Copy every line of the material below word for word.

(Dataset items)
○ ○ ○

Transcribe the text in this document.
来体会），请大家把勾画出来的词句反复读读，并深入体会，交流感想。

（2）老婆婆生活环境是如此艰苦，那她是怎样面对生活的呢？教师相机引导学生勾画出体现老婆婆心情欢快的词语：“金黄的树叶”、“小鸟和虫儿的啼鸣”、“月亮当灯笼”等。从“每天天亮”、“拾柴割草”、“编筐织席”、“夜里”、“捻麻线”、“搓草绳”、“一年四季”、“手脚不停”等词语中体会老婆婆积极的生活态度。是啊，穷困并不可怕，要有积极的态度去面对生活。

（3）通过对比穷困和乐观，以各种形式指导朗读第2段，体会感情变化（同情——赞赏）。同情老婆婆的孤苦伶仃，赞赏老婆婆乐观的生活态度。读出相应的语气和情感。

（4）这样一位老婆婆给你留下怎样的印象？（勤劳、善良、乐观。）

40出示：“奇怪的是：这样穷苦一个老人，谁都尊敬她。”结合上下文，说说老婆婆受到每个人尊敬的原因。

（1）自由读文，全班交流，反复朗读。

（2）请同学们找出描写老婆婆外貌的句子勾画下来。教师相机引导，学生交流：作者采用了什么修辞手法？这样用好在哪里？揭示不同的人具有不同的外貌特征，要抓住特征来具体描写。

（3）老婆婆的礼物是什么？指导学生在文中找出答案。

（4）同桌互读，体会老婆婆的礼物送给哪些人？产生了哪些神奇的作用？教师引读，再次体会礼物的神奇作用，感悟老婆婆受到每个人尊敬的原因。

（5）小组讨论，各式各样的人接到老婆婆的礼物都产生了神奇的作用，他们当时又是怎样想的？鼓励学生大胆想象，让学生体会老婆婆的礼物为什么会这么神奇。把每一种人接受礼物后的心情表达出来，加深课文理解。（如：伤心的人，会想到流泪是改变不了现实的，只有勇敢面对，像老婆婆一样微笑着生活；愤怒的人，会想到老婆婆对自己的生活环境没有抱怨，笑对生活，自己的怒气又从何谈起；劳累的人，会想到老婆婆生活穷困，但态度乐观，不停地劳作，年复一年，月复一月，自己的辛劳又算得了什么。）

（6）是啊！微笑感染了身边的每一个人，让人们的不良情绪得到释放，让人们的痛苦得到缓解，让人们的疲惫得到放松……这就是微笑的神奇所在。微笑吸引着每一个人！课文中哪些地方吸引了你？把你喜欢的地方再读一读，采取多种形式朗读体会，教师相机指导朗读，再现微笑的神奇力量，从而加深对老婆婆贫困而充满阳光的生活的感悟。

○ ○ ○

THE SOLUTION:
Transcribe the text in this document.
来体会），请大家把勾画出来的词句反复读读，并深入体会，交流感想。

（2）老婆婆生活环境是如此艰苦，那她是怎样面对生活的呢？教师相机引导学生勾画出体现老婆婆心情欢快的词语：“金黄的树叶”、“小鸟和虫儿的啼鸣”、“月亮当灯笼”等。从“每天天亮”、“拾柴割草”、“编筐织席”、“夜里”、“捻麻线”、“搓草绳”、“一年四季”、“手脚不停”等词语中体会老婆婆积极的生活态度。是啊，穷困并不可怕，要有积极的态度去面对生活。

（3）通过对比穷困和乐观，以各种形式指导朗读第2段，体会感情变化（同情——赞赏）。同情老婆婆的孤苦伶仃，赞赏老婆婆乐观的生活态度。读出相应的语气和情感。

（4）这样一位老婆婆给你留下怎样的印象？（勤劳、善良、乐观。）

40出示：“奇怪的是：这样穷苦一个老人，谁都尊敬她。”结合上下文，说说老婆婆受到每个人尊敬的原因。

（1）自由读文，全班交流，反复朗读。

（2）请同学们找出描写老婆婆外貌的句子勾画下来。教师相机引导，学生交流：作者采用了什么修辞手法？这样用好在哪里？揭示不同的人具有不同的外貌特征，要抓住特征来具体描写。

（3）老婆婆的礼物是什么？指导学生在文中找出答案。

（4）同桌互读，体会老婆婆的礼物送给哪些人？产生了哪些神奇的作用？教师引读，再次体会礼物的神奇作用，感悟老婆婆受到每个人尊敬的原因。

（5）小组讨论，各式各样的人接到老婆婆的礼物都产生了神奇的作用，他们当时又是怎样想的？鼓励学生大胆想象，让学生体会老婆婆的礼物为什么会这么神奇。把每一种人接受礼物后的心情表达出来，加深课文理解。（如：伤心的人，会想到流泪是改变不了现实的，只有勇敢面对，像老婆婆一样微笑着生活；愤怒的人，会想到老婆婆对自己的生活环境没有抱怨，笑对生活，自己的怒气又从何谈起；劳累的人，会想到老婆婆生活穷困，但态度乐观，不停地劳作，年复一年，月复一月，自己的辛劳又算得了什么。）

（6）是啊！微笑感染了身边的每一个人，让人们的不良情绪得到释放，让人们的痛苦得到缓解，让人们的疲惫得到放松……这就是微笑的神奇所在。微笑吸引着每一个人！课文中哪些地方吸引了你？把你喜欢的地方再读一读，采取多种形式朗读体会，教师相机指导朗读，再现微笑的神奇力量，从而加深对老婆婆贫困而充满阳光的生活的感悟。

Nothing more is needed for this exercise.